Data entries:
╔══

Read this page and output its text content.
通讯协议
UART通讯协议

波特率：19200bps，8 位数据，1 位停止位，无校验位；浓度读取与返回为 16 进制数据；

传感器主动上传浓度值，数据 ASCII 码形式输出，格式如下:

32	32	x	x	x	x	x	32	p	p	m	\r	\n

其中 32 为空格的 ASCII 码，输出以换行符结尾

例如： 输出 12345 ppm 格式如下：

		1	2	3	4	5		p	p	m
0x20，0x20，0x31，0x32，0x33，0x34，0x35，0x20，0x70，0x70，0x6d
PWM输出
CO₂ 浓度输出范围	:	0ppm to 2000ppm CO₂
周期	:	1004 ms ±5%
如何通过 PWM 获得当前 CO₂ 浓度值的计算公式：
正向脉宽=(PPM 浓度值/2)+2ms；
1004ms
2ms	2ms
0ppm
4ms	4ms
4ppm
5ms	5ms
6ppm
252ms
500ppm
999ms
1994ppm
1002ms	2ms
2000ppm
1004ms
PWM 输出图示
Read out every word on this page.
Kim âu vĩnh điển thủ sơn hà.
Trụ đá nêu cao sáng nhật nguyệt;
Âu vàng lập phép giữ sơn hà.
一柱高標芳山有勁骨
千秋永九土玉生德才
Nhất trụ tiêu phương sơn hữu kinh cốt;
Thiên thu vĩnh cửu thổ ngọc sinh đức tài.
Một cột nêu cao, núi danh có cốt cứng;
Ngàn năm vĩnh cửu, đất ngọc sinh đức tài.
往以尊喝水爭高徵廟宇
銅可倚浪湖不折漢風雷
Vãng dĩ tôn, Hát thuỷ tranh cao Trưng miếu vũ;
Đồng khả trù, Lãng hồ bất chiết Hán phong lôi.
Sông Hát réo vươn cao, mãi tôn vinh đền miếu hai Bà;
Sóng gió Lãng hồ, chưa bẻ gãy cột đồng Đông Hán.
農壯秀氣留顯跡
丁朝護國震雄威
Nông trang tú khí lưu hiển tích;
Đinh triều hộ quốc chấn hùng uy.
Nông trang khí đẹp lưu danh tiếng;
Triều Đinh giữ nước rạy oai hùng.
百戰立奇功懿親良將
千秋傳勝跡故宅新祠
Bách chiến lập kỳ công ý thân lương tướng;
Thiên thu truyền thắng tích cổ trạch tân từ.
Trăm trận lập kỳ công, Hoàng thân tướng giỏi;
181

╚══
╔══

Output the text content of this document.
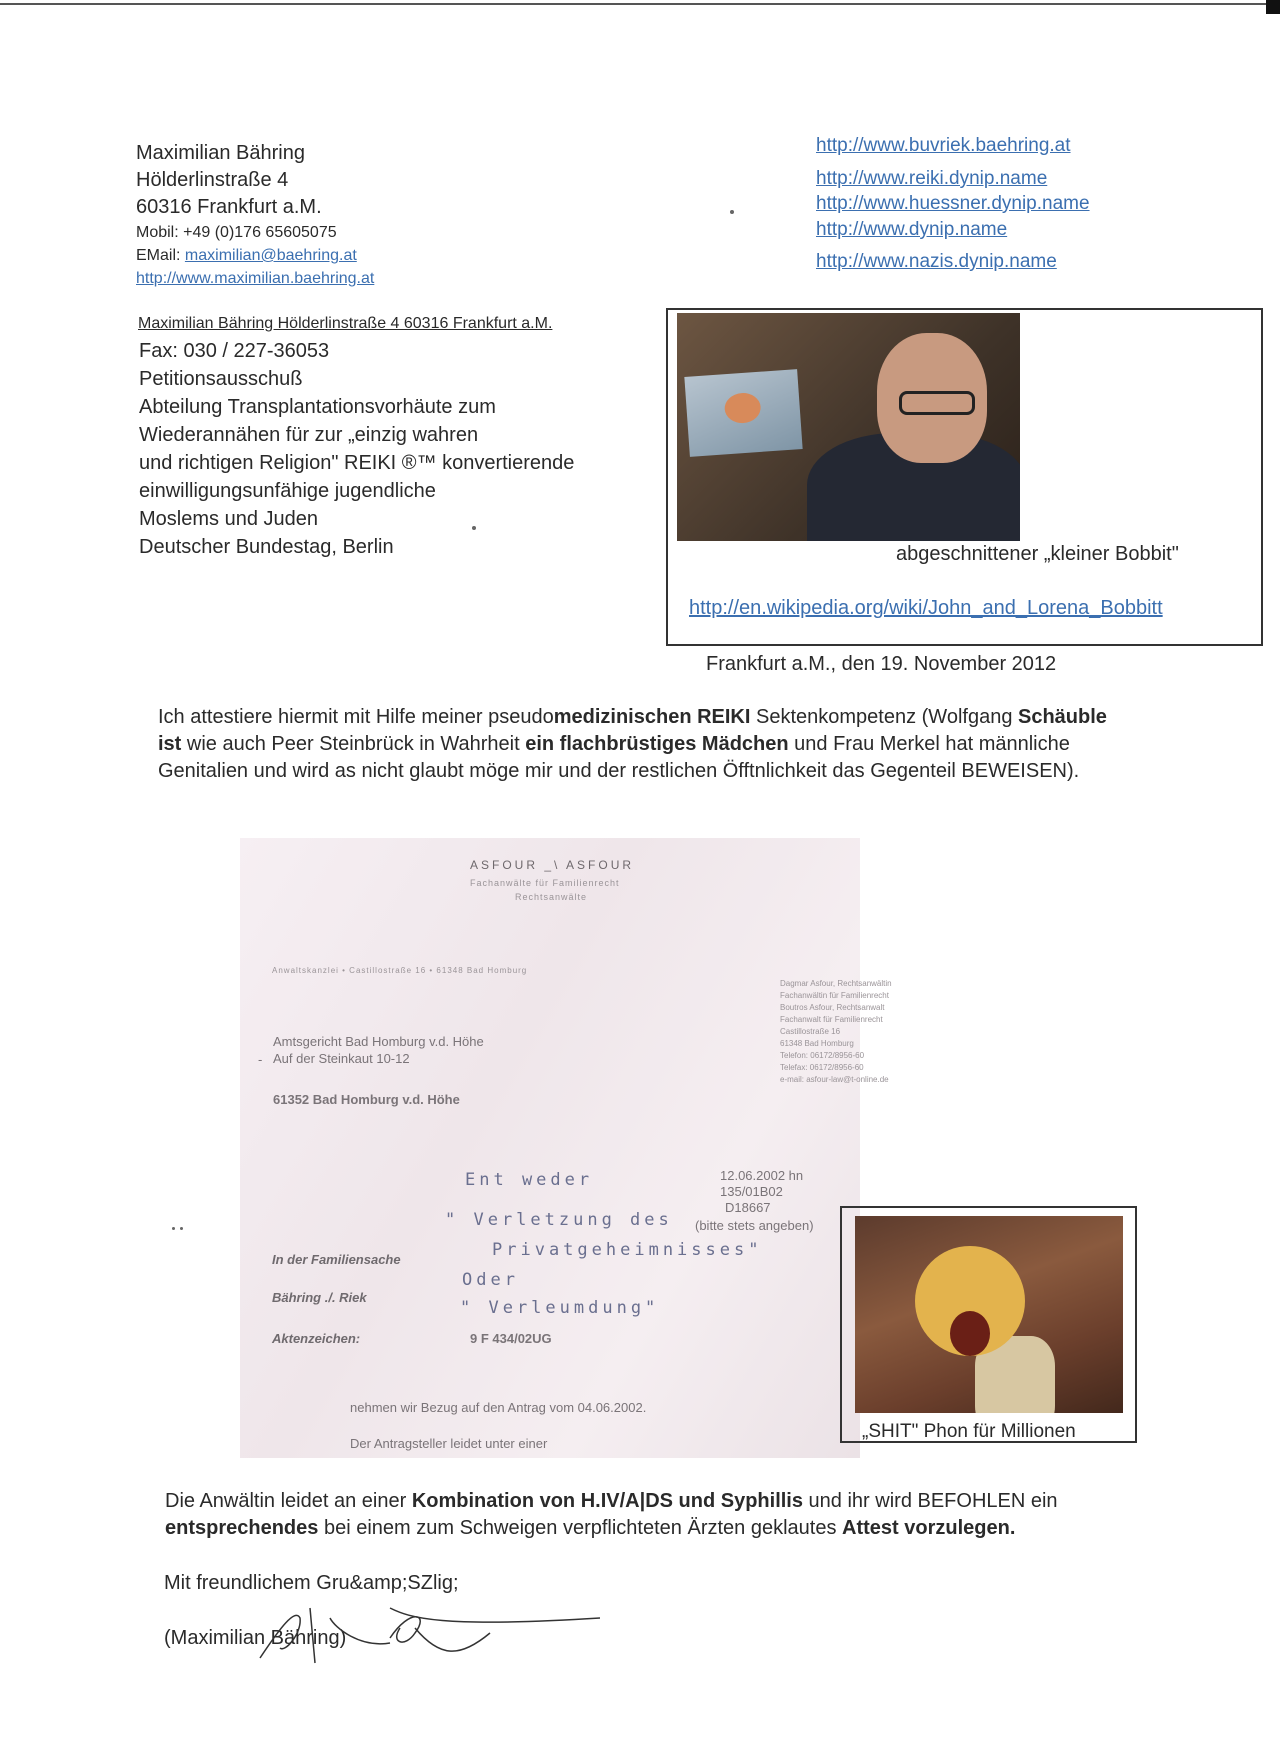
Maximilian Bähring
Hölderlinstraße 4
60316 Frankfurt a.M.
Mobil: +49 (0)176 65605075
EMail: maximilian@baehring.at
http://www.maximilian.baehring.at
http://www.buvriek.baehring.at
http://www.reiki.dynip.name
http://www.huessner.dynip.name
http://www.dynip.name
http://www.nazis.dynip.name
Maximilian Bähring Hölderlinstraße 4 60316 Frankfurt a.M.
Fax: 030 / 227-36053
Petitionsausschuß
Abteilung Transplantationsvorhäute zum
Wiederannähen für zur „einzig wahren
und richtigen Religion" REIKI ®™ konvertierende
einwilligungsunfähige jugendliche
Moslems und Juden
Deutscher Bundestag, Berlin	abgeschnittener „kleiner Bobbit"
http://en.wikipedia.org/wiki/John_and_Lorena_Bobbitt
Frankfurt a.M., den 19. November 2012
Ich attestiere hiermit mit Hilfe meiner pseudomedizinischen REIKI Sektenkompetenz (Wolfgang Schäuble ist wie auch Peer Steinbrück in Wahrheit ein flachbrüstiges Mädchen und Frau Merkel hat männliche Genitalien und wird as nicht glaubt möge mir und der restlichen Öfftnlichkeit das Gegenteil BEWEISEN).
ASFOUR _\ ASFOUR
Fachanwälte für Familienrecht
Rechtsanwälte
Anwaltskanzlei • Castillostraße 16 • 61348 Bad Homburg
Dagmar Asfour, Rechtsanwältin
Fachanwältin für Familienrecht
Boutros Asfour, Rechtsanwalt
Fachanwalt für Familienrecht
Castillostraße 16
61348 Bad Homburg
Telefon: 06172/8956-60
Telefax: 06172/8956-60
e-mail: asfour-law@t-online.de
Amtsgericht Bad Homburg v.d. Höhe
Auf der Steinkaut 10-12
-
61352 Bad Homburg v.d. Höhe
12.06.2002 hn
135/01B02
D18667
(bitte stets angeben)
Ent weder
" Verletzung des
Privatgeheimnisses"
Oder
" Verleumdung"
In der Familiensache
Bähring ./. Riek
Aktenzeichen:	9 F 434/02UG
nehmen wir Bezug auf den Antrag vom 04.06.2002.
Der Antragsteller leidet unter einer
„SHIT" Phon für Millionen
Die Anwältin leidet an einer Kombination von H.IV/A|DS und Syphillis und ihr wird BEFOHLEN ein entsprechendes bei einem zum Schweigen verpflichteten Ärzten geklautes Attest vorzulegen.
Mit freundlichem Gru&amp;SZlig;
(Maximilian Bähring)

╚══

*SET TASK*
Identify each line containing the string "Read" and copy it out.

*ANSWER TO THIS TASK*
Read this page and output its text content.
Read out every word on this page.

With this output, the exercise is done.